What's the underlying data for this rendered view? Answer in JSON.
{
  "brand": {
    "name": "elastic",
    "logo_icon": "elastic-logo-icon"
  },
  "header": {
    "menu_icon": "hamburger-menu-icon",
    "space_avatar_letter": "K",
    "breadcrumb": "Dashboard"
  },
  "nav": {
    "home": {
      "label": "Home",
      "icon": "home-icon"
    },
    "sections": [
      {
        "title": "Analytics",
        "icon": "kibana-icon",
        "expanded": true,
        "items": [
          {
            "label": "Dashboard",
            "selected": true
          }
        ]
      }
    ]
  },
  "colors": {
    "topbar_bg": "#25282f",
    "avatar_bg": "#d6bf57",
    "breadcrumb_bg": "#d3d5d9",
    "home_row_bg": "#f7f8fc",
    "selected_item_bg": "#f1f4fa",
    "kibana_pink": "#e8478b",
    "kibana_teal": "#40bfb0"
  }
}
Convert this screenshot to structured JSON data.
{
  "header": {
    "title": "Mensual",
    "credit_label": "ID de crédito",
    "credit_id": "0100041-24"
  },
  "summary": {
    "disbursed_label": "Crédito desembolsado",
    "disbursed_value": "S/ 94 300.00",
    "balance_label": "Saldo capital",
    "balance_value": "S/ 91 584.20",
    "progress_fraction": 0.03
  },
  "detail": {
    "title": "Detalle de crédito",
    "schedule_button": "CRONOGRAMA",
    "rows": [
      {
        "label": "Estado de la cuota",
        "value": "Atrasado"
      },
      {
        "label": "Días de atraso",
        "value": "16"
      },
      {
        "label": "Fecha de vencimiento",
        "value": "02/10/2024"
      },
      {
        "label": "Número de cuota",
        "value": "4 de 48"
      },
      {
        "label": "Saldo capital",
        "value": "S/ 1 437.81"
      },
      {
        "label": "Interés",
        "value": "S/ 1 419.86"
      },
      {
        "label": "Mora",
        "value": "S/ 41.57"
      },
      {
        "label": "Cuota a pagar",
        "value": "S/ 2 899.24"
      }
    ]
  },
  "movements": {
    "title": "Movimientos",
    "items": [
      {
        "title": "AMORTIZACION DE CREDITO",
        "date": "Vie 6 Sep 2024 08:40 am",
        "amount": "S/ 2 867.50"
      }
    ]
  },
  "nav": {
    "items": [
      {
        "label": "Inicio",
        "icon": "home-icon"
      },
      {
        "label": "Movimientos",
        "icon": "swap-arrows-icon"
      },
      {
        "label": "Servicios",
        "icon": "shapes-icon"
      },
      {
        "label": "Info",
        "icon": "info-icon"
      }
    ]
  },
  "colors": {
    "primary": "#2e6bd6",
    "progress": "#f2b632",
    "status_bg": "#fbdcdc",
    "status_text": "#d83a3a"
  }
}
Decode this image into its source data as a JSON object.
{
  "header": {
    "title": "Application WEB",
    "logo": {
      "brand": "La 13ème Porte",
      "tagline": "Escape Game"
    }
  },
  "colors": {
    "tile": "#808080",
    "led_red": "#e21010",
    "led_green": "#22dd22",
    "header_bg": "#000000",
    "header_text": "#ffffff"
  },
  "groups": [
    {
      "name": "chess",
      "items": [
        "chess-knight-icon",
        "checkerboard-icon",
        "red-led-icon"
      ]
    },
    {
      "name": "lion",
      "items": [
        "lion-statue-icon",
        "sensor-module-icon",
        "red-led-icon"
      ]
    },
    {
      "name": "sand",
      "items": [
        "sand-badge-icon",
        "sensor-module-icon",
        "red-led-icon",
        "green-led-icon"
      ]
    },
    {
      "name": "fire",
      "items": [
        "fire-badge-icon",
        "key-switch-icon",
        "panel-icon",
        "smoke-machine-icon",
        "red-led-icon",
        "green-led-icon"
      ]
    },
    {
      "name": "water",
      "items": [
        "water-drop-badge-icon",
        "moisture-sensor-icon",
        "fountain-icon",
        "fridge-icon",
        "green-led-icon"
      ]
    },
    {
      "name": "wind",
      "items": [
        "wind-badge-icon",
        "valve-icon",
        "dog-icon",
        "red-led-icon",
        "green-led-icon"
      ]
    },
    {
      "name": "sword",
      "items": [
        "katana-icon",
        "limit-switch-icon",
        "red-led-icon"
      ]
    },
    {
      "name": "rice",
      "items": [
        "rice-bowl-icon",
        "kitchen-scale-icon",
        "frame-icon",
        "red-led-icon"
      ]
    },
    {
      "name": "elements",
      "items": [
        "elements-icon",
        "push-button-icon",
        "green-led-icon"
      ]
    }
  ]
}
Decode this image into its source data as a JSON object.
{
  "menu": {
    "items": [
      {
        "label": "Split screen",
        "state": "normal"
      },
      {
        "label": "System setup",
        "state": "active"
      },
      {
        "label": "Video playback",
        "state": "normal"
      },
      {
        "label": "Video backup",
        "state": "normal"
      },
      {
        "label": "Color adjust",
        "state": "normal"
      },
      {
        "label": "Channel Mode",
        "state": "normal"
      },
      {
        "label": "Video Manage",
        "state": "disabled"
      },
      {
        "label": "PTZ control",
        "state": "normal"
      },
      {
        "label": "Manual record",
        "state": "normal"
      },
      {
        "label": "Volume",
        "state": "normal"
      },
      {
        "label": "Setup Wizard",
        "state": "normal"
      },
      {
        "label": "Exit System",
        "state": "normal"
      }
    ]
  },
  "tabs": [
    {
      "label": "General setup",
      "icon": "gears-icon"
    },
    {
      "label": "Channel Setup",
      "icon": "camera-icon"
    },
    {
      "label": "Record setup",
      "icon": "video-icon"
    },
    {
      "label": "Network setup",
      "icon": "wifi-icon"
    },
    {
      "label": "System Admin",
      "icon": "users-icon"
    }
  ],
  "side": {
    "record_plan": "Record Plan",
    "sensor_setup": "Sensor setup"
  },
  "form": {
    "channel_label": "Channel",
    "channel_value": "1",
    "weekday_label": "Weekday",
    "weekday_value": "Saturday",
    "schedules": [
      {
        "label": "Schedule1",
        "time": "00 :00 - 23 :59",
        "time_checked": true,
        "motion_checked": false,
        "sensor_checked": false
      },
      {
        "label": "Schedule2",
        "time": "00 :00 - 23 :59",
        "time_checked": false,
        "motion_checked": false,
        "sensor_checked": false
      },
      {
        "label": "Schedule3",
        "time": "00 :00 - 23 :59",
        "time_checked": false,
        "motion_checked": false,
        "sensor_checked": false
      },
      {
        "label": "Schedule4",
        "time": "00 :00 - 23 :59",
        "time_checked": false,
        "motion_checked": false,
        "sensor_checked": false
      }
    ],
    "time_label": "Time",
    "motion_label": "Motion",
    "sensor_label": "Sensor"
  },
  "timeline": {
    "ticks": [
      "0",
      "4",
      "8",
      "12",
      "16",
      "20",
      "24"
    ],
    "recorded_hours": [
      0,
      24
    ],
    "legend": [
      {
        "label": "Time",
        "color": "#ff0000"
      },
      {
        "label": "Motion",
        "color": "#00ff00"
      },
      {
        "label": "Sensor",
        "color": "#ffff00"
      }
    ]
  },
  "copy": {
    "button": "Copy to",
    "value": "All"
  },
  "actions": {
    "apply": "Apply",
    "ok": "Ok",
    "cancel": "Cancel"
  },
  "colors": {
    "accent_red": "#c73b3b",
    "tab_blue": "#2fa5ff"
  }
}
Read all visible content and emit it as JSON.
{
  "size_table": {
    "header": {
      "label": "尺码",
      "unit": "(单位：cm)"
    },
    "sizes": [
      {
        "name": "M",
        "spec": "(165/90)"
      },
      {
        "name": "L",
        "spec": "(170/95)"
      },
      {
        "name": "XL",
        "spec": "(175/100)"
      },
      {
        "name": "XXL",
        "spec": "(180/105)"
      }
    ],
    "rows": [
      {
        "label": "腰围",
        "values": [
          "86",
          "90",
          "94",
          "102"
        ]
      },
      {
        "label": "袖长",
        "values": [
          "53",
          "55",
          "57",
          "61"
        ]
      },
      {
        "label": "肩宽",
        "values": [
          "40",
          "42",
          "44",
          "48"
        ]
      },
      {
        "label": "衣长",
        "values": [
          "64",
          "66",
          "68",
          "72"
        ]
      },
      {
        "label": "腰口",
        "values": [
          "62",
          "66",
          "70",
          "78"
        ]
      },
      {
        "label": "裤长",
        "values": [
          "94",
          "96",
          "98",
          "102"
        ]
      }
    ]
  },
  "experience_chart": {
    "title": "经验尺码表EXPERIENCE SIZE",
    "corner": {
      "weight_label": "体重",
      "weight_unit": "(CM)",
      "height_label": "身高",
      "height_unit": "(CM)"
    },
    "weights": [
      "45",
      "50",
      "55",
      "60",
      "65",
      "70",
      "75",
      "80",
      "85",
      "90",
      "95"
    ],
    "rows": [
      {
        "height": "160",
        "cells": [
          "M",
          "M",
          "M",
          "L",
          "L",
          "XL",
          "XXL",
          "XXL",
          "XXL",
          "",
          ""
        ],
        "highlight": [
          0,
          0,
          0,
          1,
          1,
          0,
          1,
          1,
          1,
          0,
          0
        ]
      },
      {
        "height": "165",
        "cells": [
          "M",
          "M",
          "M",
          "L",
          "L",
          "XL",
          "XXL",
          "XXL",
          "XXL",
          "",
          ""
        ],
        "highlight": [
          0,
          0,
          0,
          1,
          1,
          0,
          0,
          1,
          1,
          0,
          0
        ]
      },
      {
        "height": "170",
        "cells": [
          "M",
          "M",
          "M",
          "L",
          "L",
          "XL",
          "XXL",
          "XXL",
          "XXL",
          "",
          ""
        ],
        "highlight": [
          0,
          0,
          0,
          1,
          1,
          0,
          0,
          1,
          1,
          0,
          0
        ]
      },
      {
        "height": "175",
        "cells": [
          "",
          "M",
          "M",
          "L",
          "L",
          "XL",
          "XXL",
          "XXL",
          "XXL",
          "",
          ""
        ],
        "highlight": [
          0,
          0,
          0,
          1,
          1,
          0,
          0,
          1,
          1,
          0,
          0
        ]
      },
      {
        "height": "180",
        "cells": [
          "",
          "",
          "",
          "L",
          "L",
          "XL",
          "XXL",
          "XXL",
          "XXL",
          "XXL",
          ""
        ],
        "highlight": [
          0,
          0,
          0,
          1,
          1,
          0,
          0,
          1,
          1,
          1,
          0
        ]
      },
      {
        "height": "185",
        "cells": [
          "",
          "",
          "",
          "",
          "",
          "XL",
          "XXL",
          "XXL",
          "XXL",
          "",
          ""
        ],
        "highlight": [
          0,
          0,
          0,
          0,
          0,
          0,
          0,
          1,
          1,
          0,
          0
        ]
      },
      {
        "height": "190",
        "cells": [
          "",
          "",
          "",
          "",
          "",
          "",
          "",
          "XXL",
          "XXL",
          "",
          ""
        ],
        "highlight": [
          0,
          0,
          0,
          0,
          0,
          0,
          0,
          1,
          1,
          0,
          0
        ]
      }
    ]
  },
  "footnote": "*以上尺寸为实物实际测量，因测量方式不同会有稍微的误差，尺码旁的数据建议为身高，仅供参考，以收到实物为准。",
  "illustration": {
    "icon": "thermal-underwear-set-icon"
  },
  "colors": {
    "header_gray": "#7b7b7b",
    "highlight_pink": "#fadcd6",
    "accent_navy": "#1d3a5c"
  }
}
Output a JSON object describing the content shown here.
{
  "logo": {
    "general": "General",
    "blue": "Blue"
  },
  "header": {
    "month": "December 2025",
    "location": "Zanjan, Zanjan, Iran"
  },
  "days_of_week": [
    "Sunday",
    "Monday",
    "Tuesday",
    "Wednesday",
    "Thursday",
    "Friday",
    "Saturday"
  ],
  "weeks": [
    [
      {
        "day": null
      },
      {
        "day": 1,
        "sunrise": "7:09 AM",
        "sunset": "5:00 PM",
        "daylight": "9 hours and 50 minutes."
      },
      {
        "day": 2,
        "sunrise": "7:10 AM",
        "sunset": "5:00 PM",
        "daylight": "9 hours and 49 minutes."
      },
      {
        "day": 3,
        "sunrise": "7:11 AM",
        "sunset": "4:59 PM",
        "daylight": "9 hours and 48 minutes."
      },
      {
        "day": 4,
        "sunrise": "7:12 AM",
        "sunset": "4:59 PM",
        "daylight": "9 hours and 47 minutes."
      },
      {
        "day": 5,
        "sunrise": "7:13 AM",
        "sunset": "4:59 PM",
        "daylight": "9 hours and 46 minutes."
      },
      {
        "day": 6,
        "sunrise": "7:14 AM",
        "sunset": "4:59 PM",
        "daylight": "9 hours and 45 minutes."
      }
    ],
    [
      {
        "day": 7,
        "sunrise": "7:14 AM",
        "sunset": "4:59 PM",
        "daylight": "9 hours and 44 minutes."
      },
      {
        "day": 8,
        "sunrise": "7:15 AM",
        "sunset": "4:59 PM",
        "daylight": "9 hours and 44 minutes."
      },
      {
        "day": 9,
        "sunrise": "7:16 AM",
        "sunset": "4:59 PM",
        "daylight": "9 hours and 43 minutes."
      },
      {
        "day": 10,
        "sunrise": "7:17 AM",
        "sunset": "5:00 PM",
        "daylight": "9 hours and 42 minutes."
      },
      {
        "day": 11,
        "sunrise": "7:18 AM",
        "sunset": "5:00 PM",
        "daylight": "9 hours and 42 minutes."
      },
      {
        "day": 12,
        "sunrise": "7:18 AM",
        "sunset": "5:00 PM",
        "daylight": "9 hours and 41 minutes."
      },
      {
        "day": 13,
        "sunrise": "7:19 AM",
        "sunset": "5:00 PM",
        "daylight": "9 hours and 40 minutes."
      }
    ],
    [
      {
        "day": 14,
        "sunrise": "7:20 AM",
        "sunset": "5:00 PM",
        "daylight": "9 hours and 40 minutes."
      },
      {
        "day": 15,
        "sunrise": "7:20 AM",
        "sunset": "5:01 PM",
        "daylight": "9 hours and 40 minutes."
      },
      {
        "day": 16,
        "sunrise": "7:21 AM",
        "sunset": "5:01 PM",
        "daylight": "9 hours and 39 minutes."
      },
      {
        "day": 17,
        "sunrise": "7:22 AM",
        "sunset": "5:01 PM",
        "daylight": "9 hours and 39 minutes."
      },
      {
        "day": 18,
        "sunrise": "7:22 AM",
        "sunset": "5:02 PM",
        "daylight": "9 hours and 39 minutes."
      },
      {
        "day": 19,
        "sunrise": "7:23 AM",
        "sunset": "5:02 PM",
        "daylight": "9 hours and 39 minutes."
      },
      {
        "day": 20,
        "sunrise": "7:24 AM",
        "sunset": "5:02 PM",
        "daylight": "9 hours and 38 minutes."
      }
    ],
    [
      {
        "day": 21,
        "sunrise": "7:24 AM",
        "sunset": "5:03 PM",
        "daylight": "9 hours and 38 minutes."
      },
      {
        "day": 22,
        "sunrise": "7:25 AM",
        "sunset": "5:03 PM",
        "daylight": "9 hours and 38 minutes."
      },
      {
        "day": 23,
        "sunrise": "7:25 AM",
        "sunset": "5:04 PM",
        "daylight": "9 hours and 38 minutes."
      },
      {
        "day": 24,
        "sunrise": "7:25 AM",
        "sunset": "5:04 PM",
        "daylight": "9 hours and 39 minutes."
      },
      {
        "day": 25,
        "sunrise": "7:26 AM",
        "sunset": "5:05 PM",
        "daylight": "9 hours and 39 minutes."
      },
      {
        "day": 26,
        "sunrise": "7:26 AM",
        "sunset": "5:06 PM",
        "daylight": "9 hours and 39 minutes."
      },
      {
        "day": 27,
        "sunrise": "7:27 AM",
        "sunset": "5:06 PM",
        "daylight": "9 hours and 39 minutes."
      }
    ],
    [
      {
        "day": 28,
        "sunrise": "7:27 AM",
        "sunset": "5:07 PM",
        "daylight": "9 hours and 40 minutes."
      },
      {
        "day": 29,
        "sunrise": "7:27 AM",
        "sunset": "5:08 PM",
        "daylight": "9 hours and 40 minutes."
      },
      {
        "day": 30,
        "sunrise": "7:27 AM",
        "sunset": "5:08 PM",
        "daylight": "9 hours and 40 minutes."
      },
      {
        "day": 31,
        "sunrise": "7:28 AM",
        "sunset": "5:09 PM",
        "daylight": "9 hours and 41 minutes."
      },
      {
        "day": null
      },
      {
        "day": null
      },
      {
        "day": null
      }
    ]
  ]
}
|---|
Exercise directions:
The lines to collect are those holding the string "title"; copy them all.

The reply:
        "title": "Analytics",
    "title": "Mensual",
    "title": "Detalle de crédito",
    "title": "Movimientos",
        "title": "AMORTIZACION DE CREDITO",
    "title": "Application WEB",
    "title": "经验尺码表EXPERIENCE SIZE",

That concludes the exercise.